> _SOURCE DOCUMENT_:
┌────────

"Length of values does not match length of index" for beam_size >1
Closed this issue · 4 comments
Hi,
I am running score_predictions.py however the operation exits due to the below error.
mol_transformer/bin/python score_predictions.py -targets data/raw/tgt-test.txt -predictions experiments/results/raw_results/predictions_raw_model_step_129000_on_raw_test.txt
Traceback (most recent call last):
File "score_predictions.py", line 73, in <module>
main(opt)
File "score_predictions.py", line 38, in main
test_df['prediction_{}'.format(i + 1)] = preds
File "/home/user/miniconda3/envs/mol_transformer/lib/python3.6/site-packages/pandas/core/frame.py", line 2938, in __setitem__
self._set_item(key, value)
File "/home/user/miniconda3/envs/mol_transformer/lib/python3.6/site-packages/pandas/core/frame.py", line 3000, in _set_item
value = self._sanitize_column(key, value)
File "/home/user/miniconda3/envs/mol_transformer/lib/python3.6/site-packages/pandas/core/frame.py", line 3636, in _sanitize_column
value = sanitize_index(value, self.index, copy=False)
File "/home/user/miniconda3/envs/mol_transformer/lib/python3.6/site-packages/pandas/core/internals/construction.py", line 611, in sanitize_index
raise ValueError("Length of values does not match length of index")
I have checked the src-test.txt, tgt-test.txt, and predictions.txt files and they all contains the same number of observations. The scripts runs fine if I pass -beam_size 1 but fails when I use any other integer.
I think I got it! :)
Reopened. I put -beam_size 10 in both translate.py call and score_predictions.py call, thinking this would work however I still get the issue.
You'll find all the options in:
https://github.com/pschwllr/MolecularTransformer/blob/master/onmt/opts.py
Or when you do:
python translate.py --help
If you put -beam_size 10
, you still have to change -n_best
to how many outputs you want per prediction. For example, -n_best 3
would lead to an output like:
reaction1 top1
reaction1 top2
reaction1 top3
reaction2 top1
reaction2 top2
reaction2 top3
In score_predictions.py
you then have to change to -beam_size 3
, so that it considers always 3 prediction lines per ground-truth reaction. I should probably have called it -n_best
in the score_predictions.py
.
It might be a bit confusing at first, but the -beam_size
parameter in the scoring script should match the number of outputs per ground-truth reaction.
Hi Philippe,
Thank you for the clear and concise explanation, the script works fine now.
P.S I also removed '-fast' from the translate args since it seemed to conflict with n_best >1.
Best,
Dean

└────────

> _WORK TO COMPLETE_: In the issue thread above, which option was removed from the translate arguments, and for what stated reason?

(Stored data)
┌────────

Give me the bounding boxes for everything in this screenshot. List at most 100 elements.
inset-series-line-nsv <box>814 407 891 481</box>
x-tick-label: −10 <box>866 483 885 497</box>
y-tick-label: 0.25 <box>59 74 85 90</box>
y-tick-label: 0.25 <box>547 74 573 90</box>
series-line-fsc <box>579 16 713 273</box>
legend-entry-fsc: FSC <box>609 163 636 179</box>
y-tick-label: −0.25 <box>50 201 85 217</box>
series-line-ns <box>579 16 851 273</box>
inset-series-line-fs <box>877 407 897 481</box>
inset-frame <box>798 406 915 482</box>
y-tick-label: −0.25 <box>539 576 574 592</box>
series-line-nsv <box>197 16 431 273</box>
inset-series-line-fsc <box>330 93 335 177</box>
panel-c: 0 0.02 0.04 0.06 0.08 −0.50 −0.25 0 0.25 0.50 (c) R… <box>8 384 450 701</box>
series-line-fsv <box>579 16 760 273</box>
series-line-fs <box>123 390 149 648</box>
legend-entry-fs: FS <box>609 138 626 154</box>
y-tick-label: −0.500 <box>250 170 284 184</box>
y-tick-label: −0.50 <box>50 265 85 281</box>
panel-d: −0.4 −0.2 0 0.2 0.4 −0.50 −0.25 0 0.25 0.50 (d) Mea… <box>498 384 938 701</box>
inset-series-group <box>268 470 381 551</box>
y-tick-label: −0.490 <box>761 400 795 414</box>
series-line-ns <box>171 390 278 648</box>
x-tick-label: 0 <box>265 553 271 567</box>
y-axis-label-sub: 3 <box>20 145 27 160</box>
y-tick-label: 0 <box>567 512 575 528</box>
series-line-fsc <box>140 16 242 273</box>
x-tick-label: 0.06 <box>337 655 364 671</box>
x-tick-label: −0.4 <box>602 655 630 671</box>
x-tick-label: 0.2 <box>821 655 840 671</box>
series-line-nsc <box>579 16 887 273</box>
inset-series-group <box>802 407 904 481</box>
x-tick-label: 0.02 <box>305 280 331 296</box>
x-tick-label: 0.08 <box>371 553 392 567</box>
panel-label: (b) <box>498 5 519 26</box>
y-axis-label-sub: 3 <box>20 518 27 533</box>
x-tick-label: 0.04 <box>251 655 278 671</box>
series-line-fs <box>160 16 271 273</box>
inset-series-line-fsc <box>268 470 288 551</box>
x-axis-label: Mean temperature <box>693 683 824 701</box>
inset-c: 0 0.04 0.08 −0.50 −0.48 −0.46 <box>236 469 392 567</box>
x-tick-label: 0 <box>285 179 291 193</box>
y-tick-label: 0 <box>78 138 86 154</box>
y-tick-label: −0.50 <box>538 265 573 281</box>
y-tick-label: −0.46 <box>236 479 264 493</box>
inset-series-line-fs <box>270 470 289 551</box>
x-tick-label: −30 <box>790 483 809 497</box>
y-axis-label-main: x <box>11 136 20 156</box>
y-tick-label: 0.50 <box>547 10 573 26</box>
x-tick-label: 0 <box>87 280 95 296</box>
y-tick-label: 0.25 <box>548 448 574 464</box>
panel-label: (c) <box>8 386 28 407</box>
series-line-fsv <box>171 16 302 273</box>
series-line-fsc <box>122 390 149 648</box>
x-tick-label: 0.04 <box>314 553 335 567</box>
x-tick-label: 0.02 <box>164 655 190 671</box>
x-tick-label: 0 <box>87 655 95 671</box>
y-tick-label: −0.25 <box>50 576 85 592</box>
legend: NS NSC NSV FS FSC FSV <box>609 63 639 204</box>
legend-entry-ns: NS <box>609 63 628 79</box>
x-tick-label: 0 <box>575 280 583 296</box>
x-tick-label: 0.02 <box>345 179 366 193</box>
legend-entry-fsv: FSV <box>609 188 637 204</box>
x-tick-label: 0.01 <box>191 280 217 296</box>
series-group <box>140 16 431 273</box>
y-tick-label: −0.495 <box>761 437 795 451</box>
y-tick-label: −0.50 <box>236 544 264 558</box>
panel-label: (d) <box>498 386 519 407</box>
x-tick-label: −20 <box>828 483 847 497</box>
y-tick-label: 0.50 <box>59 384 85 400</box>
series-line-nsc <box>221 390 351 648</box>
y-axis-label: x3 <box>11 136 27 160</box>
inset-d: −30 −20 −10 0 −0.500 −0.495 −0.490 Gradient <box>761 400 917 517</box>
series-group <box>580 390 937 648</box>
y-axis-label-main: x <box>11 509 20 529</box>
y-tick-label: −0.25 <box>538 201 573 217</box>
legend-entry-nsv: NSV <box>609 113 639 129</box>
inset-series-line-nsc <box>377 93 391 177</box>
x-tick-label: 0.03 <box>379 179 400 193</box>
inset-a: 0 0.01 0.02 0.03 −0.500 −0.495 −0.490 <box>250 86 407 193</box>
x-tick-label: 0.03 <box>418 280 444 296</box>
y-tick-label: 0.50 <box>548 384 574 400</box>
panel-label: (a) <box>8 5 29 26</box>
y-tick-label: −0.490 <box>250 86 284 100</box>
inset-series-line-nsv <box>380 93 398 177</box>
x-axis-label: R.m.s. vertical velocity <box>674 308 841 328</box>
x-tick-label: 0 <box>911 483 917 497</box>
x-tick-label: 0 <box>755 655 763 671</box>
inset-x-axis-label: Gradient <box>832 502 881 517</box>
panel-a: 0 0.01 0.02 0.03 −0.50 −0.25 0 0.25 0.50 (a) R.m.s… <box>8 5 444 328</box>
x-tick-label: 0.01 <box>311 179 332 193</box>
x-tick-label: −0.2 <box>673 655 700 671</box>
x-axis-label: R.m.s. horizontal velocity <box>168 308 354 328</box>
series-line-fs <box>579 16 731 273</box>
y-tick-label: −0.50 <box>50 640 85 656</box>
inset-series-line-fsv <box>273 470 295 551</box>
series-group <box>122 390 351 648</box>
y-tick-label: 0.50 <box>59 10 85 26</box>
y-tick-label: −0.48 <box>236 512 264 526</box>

└────────

> _THE COMPLETED TASK_: The '-fast' option was removed because it seemed to conflict with n_best > 1.